=== ROWS ===

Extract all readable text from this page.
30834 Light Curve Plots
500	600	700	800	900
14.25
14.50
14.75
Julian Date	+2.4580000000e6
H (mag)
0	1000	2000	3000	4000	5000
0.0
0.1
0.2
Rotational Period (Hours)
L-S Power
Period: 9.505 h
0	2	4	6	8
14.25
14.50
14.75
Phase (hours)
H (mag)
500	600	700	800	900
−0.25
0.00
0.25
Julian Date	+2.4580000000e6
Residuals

===

#### EXERCISE GOAL:
Write out the whole listing again. Match it word for word.

#### WRITTEN ANSWER:
Extract all readable text from this page.
30834 Light Curve Plots
500	600	700	800	900
14.25
14.50
14.75
Julian Date	+2.4580000000e6
H (mag)
0	1000	2000	3000	4000	5000
0.0
0.1
0.2
Rotational Period (Hours)
L-S Power
Period: 9.505 h
0	2	4	6	8
14.25
14.50
14.75
Phase (hours)
H (mag)
500	600	700	800	900
−0.25
0.00
0.25
Julian Date	+2.4580000000e6
Residuals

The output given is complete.